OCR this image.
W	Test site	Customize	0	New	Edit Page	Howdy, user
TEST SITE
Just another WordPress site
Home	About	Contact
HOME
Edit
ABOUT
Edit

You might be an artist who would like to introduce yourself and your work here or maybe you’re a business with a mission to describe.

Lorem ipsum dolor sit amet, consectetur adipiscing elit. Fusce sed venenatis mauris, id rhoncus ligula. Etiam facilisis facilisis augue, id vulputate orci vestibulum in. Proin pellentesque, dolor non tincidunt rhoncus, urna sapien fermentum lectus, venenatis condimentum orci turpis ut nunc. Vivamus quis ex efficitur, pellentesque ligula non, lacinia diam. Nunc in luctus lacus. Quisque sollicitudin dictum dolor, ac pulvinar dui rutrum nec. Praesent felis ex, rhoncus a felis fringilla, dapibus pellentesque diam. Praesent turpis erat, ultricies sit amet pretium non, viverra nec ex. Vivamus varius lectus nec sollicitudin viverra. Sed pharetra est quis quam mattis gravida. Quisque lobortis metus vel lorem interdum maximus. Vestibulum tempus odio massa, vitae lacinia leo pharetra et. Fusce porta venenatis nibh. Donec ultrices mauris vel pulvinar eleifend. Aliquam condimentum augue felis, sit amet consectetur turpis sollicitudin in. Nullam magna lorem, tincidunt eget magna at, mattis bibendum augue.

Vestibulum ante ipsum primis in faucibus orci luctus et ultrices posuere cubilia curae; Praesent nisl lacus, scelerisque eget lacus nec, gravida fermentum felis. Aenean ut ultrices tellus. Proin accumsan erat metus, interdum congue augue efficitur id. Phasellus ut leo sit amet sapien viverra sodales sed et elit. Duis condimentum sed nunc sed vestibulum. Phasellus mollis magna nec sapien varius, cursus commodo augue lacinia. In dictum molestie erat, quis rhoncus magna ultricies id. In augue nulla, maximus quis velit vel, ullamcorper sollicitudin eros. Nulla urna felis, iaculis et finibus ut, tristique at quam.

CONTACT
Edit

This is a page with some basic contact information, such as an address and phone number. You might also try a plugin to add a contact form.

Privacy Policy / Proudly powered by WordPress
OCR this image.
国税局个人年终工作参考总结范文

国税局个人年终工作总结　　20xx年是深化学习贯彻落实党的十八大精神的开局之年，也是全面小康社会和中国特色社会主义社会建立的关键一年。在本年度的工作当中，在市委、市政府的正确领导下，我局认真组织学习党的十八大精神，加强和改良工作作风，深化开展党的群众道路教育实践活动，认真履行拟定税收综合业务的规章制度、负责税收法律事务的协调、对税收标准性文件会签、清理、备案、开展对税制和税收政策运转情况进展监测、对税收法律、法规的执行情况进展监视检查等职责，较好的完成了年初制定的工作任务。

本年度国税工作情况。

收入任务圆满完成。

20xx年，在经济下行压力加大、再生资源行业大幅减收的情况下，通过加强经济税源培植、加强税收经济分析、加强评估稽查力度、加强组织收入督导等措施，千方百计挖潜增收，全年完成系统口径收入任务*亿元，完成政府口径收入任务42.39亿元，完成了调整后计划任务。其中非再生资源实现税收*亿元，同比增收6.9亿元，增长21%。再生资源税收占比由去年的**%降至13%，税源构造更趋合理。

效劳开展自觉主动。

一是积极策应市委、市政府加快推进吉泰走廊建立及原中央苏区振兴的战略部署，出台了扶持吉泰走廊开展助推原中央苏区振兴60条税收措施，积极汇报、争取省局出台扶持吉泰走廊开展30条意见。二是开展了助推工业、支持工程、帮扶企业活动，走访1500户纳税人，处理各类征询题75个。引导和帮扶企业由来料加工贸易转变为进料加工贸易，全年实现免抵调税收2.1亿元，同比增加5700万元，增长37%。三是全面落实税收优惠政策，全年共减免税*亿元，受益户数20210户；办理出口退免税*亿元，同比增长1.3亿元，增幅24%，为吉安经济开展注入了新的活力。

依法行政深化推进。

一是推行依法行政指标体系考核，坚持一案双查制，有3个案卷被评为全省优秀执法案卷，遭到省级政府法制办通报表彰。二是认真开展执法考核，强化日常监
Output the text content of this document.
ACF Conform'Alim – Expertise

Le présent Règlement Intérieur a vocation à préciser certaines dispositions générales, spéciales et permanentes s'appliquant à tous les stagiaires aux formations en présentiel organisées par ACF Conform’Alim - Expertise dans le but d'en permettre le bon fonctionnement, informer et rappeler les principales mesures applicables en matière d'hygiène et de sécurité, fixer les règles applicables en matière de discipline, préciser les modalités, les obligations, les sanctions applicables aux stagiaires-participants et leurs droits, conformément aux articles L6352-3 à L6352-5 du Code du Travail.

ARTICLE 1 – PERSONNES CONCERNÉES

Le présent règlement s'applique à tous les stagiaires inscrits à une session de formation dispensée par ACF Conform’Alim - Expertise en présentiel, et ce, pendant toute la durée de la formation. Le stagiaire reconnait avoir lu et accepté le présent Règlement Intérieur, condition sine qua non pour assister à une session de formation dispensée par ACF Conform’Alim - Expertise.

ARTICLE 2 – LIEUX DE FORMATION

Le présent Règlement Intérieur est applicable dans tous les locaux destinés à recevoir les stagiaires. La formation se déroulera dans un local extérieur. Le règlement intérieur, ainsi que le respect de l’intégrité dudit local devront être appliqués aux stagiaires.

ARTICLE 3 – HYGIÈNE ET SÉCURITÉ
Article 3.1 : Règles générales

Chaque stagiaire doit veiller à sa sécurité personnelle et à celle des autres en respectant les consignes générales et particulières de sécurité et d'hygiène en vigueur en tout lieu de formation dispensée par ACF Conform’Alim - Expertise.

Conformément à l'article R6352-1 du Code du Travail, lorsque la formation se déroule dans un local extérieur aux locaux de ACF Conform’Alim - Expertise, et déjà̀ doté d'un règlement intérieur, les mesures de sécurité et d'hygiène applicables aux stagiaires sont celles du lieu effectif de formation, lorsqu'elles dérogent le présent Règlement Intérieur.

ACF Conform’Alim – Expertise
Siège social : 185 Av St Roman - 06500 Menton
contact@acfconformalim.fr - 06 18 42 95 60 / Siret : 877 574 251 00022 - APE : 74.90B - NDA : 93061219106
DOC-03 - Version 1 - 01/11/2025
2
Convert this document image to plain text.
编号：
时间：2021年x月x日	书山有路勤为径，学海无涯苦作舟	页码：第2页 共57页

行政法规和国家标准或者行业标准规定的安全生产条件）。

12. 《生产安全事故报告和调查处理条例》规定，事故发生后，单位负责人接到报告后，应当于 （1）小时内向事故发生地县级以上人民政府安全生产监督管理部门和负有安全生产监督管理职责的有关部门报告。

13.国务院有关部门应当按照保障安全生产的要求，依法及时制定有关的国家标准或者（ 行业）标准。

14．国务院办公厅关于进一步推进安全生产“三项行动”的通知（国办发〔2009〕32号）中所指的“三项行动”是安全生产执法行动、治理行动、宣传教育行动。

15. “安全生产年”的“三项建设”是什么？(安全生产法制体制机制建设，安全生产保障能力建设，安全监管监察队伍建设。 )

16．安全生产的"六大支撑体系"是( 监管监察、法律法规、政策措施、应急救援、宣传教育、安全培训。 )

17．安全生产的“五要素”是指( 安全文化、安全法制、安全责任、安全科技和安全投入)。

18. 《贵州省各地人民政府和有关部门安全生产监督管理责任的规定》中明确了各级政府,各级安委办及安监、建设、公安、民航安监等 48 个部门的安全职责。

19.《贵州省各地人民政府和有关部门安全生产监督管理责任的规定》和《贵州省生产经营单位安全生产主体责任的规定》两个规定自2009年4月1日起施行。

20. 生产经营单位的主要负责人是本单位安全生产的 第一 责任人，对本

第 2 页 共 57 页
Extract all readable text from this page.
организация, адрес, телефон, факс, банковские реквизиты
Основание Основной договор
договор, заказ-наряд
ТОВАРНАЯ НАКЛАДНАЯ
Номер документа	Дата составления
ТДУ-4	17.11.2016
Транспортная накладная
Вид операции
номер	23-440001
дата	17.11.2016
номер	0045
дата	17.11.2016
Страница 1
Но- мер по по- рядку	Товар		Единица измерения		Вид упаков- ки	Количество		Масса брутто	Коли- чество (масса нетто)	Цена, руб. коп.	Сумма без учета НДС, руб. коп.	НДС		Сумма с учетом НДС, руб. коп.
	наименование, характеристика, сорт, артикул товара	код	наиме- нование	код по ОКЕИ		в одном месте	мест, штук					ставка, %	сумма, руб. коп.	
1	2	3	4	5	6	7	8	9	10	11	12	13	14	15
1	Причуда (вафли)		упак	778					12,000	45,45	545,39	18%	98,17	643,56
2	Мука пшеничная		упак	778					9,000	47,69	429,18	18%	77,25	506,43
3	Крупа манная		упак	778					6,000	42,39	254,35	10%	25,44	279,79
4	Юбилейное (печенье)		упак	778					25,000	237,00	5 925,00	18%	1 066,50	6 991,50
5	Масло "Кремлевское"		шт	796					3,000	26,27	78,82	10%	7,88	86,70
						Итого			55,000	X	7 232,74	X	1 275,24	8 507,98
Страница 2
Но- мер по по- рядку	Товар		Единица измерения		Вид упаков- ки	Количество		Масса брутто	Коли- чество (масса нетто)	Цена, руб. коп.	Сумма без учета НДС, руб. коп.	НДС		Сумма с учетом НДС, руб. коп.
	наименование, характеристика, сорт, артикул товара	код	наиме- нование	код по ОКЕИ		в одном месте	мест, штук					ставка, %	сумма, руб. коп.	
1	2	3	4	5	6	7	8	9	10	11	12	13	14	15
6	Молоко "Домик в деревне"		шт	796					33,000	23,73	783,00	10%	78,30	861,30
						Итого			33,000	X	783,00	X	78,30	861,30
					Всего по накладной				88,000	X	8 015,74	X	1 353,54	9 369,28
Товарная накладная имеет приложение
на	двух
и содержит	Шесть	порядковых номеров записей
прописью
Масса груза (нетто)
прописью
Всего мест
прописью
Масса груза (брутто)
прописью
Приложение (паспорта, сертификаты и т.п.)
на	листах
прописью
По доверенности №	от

*TASK GOAL*. Gather all the lines that include the word "sapien" and copy them out.

*FINISHED TASK*.
Lorem ipsum dolor sit amet, consectetur adipiscing elit. Fusce sed venenatis mauris, id rhoncus ligula. Etiam facilisis facilisis augue, id vulputate orci vestibulum in. Proin pellentesque, dolor non tincidunt rhoncus, urna sapien fermentum lectus, venenatis condimentum orci turpis ut nunc. Vivamus quis ex efficitur, pellentesque ligula non, lacinia diam. Nunc in luctus lacus. Quisque sollicitudin dictum dolor, ac pulvinar dui rutrum nec. Praesent felis ex, rhoncus a felis fringilla, dapibus pellentesque diam. Praesent turpis erat, ultricies sit amet pretium non, viverra nec ex. Vivamus varius lectus nec sollicitudin viverra. Sed pharetra est quis quam mattis gravida. Quisque lobortis metus vel lorem interdum maximus. Vestibulum tempus odio massa, vitae lacinia leo pharetra et. Fusce porta venenatis nibh. Donec ultrices mauris vel pulvinar eleifend. Aliquam condimentum augue felis, sit amet consectetur turpis sollicitudin in. Nullam magna lorem, tincidunt eget magna at, mattis bibendum augue.
Vestibulum ante ipsum primis in faucibus orci luctus et ultrices posuere cubilia curae; Praesent nisl lacus, scelerisque eget lacus nec, gravida fermentum felis. Aenean ut ultrices tellus. Proin accumsan erat metus, interdum congue augue efficitur id. Phasellus ut leo sit amet sapien viverra sodales sed et elit. Duis condimentum sed nunc sed vestibulum. Phasellus mollis magna nec sapien varius, cursus commodo augue lacinia. In dictum molestie erat, quis rhoncus magna ultricies id. In augue nulla, maximus quis velit vel, ullamcorper sollicitudin eros. Nulla urna felis, iaculis et finibus ut, tristique at quam.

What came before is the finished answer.